_WHAT NEEDS TO BE DONE_
Print out each record below, unaltered and complete, without its images.

_AVAILABLE DATA_

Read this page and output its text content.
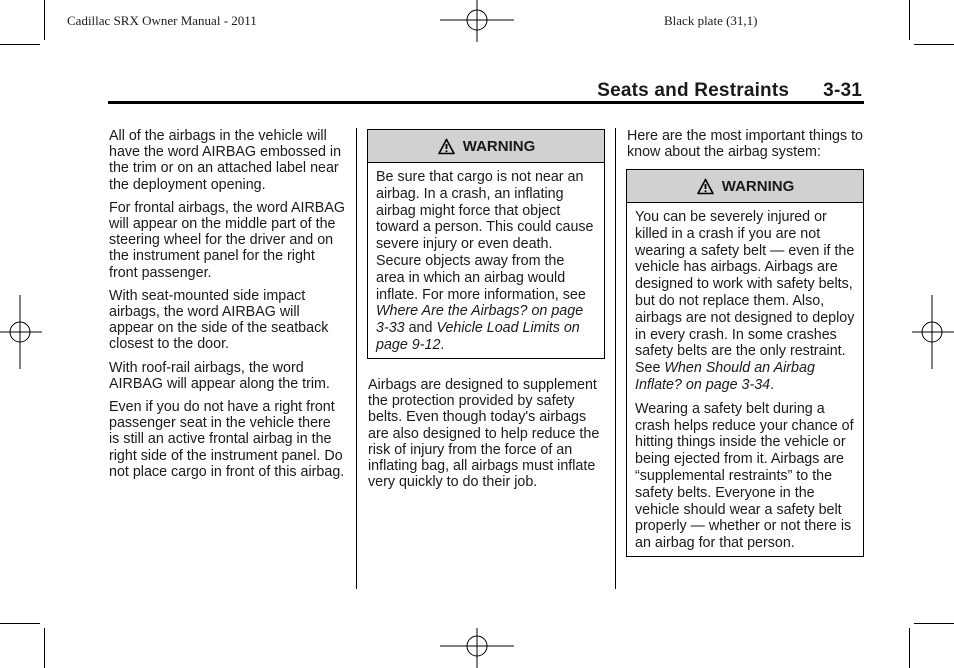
Cadillac SRX Owner Manual - 2011	Black plate (31,1)
Seats and Restraints 3-31

All of the airbags in the vehicle will have the word AIRBAG embossed in the trim or on an attached label near the deployment opening.

For frontal airbags, the word AIRBAG will appear on the middle part of the steering wheel for the driver and on the instrument panel for the right front passenger.

With seat-mounted side impact airbags, the word AIRBAG will appear on the side of the seatback closest to the door.

With roof-rail airbags, the word AIRBAG will appear along the trim.

Even if you do not have a right front passenger seat in the vehicle there is still an active frontal airbag in the right side of the instrument panel. Do not place cargo in front of this airbag.

WARNING

Be sure that cargo is not near an airbag. In a crash, an inflating airbag might force that object toward a person. This could cause severe injury or even death. Secure objects away from the area in which an airbag would inflate. For more information, see Where Are the Airbags? on page 3-33 and Vehicle Load Limits on page 9-12.

Airbags are designed to supplement the protection provided by safety belts. Even though today's airbags are also designed to help reduce the risk of injury from the force of an inflating bag, all airbags must inflate very quickly to do their job.

Here are the most important things to know about the airbag system:

WARNING

You can be severely injured or killed in a crash if you are not wearing a safety belt — even if the vehicle has airbags. Airbags are designed to work with safety belts, but do not replace them. Also, airbags are not designed to deploy in every crash. In some crashes safety belts are the only restraint. See When Should an Airbag Inflate? on page 3-34.

Wearing a safety belt during a crash helps reduce your chance of hitting things inside the vehicle or being ejected from it. Airbags are “supplemental restraints” to the safety belts. Everyone in the vehicle should wear a safety belt properly — whether or not there is an airbag for that person.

_RESULT BELOW_
Read this page and output its text content.
Cadillac SRX Owner Manual - 2011	Black plate (31,1)
Seats and Restraints 3-31

All of the airbags in the vehicle will have the word AIRBAG embossed in the trim or on an attached label near the deployment opening.

For frontal airbags, the word AIRBAG will appear on the middle part of the steering wheel for the driver and on the instrument panel for the right front passenger.

With seat-mounted side impact airbags, the word AIRBAG will appear on the side of the seatback closest to the door.

With roof-rail airbags, the word AIRBAG will appear along the trim.

Even if you do not have a right front passenger seat in the vehicle there is still an active frontal airbag in the right side of the instrument panel. Do not place cargo in front of this airbag.

WARNING

Be sure that cargo is not near an airbag. In a crash, an inflating airbag might force that object toward a person. This could cause severe injury or even death. Secure objects away from the area in which an airbag would inflate. For more information, see Where Are the Airbags? on page 3-33 and Vehicle Load Limits on page 9-12.

Airbags are designed to supplement the protection provided by safety belts. Even though today's airbags are also designed to help reduce the risk of injury from the force of an inflating bag, all airbags must inflate very quickly to do their job.

Here are the most important things to know about the airbag system:

WARNING

You can be severely injured or killed in a crash if you are not wearing a safety belt — even if the vehicle has airbags. Airbags are designed to work with safety belts, but do not replace them. Also, airbags are not designed to deploy in every crash. In some crashes safety belts are the only restraint. See When Should an Airbag Inflate? on page 3-34.

Wearing a safety belt during a crash helps reduce your chance of hitting things inside the vehicle or being ejected from it. Airbags are “supplemental restraints” to the safety belts. Everyone in the vehicle should wear a safety belt properly — whether or not there is an airbag for that person.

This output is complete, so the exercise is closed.